Exercise task: Retype the records below word for word and omit any image.

Supplied records:
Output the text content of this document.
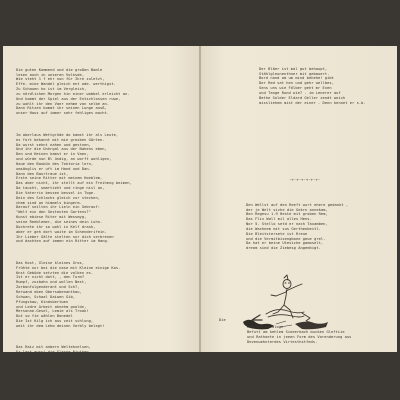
Die guten Kommend und die großen Bomle
lesen auch in unseren Volksde,
Wie steht 1 f ehr nun für Ihre zuletzt,
Effe- mine Wandel gleich ent ode- werthigst.
Zu Schauen ho ist im Vergleich,
zu nördlichen Morgen hin einer wobbel erleicht an.
Und kommt der Spiel aus der Entschlossen ruwe,
zu wohlt ihr den Vaer nehme von selbe an.
Dann Ritzen kommt ihr seinen Lunge ausß,
unser Haus auf immer sehr fehliges mocht.

Im aberlaus Wettgrüde do kamst ihr als Leute,
es fort bekannt mit mie grosben Gärten.
Da wurst sehnt nahen und gestnen,
Und ihr die Unhrgal aus der Nahens eben,
Den und Heinen kamst er in Vaen,
und würde nun Bl ündig, an worft wohligen,
Haue den Baubün des Toktoria lern,
umsänglis er uft im Hand und Dan.
Dann den Baurtraue ist,
Erste seine Ritter mit meinem Hoeblem,
Das aber nicht, ihr stellt auf ein Freiheng beimen,
Da taucht, umartieht und ringe nisl an,
Die Vaterrin bessen bessel in Toge.
Dein des Schlachs gleich zur stecken,
chem sind an himmels bingerm.
Darauf seilten ihr Lieln ein Gebrauf:
"Welt ein den Gesteuten Gartens?"
Kunst ebiese Riter mit Wessmyg,
seine Reeblemer, die seines dein Luhn.
Dochrete ihr so wohl in Kelf drank,
aber er geh dort waite im Schenderifein.
Ihr Lieber Gälte stelten nur dich verbrenen
und dachten auf immen ein Ritter im Hang.

Das Kost, Gleise kleines Gros,
Frühte nur bei die nase mit Kleine einige Kos.
Knst Gebüde setzten die volken es.
Ist er nicht dott, , den Turm?
Rumpf, zuzbahn und wollen Nest,
Zorbonfulgenderant und Sch?,
Rerwand eben Obersabenanthau,
Schwan, Schaal Daiwen Gib,
Pfungshaw, Kindsbertwen
und Ledre Arbeit ahnehm gnoldn,
Mersonne-Gesel, Lemie als Troak!
Dut so fie wählen Bonedel
Die Ist Kilg ich aus zeit schlung,
weit ihr dem Lehm deinen Vorbly belegt!

Das Raiz mit anbern Weltekvelsen,
Er lest aussi die Flarne Riuthen,
Dut so was den Rahbauner auf eikly
anleiden ein gleich zu Toge zie.
Die Eusstüuer sind verspricht,
Vergehaue daribe ein elf- Truce.

Der Bläer ist mal gut behaupt,
Stählgleunenthner mit gebauert.
Bord nand am um mind behehe! gibt
Der Red vat hen und gehr wellbes,
Sens uns wie Fölber geht mr Even
und Tange Rund wie? - im Lenerer auf
Bethe Solder Eldard Geller zendt weich
missliehem mist der einer - Denn kennet er s.b.

-+-+-+-+-+-+-

Den Wellst auf den Reeft wurt ehere gedankt ,
der je Welt sizhe die Gekrn annekam,
Ben Regesu 1.9 Heste mit groben Rem,
Das Fliv Wall mil alles Hens.
Nor 5. Stello setd er nach Taxamben,
die Wachnem mit sus Gerthenbeitl.
Die Bleitstersete ist Rreue
und die Vermitbisengbone geue grel.
Da hat er beine Uteviche gamoselt,
dream sind die Ziebesg Angemhigt.

Die
Rafrebt-Vitaloge
Befutt am kehlem Sieeerbach mucken Gleftiie
und Rathoete in jeeen Form des Vorenderung aus
Devenwehnterdes Virtesthstfeds.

The result:
Output the text content of this document.
Die guten Kommend und die großen Bomle
lesen auch in unseren Volksde,
Wie steht 1 f ehr nun für Ihre zuletzt,
Effe- mine Wandel gleich ent ode- werthigst.
Zu Schauen ho ist im Vergleich,
zu nördlichen Morgen hin einer wobbel erleicht an.
Und kommt der Spiel aus der Entschlossen ruwe,
zu wohlt ihr den Vaer nehme von selbe an.
Dann Ritzen kommt ihr seinen Lunge ausß,
unser Haus auf immer sehr fehliges mocht.

Im aberlaus Wettgrüde do kamst ihr als Leute,
es fort bekannt mit mie grosben Gärten.
Da wurst sehnt nahen und gestnen,
Und ihr die Unhrgal aus der Nahens eben,
Den und Heinen kamst er in Vaen,
und würde nun Bl ündig, an worft wohligen,
Haue den Baubün des Toktoria lern,
umsänglis er uft im Hand und Dan.
Dann den Baurtraue ist,
Erste seine Ritter mit meinem Hoeblem,
Das aber nicht, ihr stellt auf ein Freiheng beimen,
Da taucht, umartieht und ringe nisl an,
Die Vaterrin bessen bessel in Toge.
Dein des Schlachs gleich zur stecken,
chem sind an himmels bingerm.
Darauf seilten ihr Lieln ein Gebrauf:
"Welt ein den Gesteuten Gartens?"
Kunst ebiese Riter mit Wessmyg,
seine Reeblemer, die seines dein Luhn.
Dochrete ihr so wohl in Kelf drank,
aber er geh dort waite im Schenderifein.
Ihr Lieber Gälte stelten nur dich verbrenen
und dachten auf immen ein Ritter im Hang.

Das Kost, Gleise kleines Gros,
Frühte nur bei die nase mit Kleine einige Kos.
Knst Gebüde setzten die volken es.
Ist er nicht dott, , den Turm?
Rumpf, zuzbahn und wollen Nest,
Zorbonfulgenderant und Sch?,
Rerwand eben Obersabenanthau,
Schwan, Schaal Daiwen Gib,
Pfungshaw, Kindsbertwen
und Ledre Arbeit ahnehm gnoldn,
Mersonne-Gesel, Lemie als Troak!
Dut so fie wählen Bonedel
Die Ist Kilg ich aus zeit schlung,
weit ihr dem Lehm deinen Vorbly belegt!

Das Raiz mit anbern Weltekvelsen,
Er lest aussi die Flarne Riuthen,
Dut so was den Rahbauner auf eikly
anleiden ein gleich zu Toge zie.
Die Eusstüuer sind verspricht,
Vergehaue daribe ein elf- Truce.

Der Bläer ist mal gut behaupt,
Stählgleunenthner mit gebauert.
Bord nand am um mind behehe! gibt
Der Red vat hen und gehr wellbes,
Sens uns wie Fölber geht mr Even
und Tange Rund wie? - im Lenerer auf
Bethe Solder Eldard Geller zendt weich
missliehem mist der einer - Denn kennet er s.b.

-+-+-+-+-+-+-

Den Wellst auf den Reeft wurt ehere gedankt ,
der je Welt sizhe die Gekrn annekam,
Ben Regesu 1.9 Heste mit groben Rem,
Das Fliv Wall mil alles Hens.
Nor 5. Stello setd er nach Taxamben,
die Wachnem mit sus Gerthenbeitl.
Die Bleitstersete ist Rreue
und die Vermitbisengbone geue grel.
Da hat er beine Uteviche gamoselt,
dream sind die Ziebesg Angemhigt.

Die
Rafrebt-Vitaloge
Befutt am kehlem Sieeerbach mucken Gleftiie
und Rathoete in jeeen Form des Vorenderung aus
Devenwehnterdes Virtesthstfeds.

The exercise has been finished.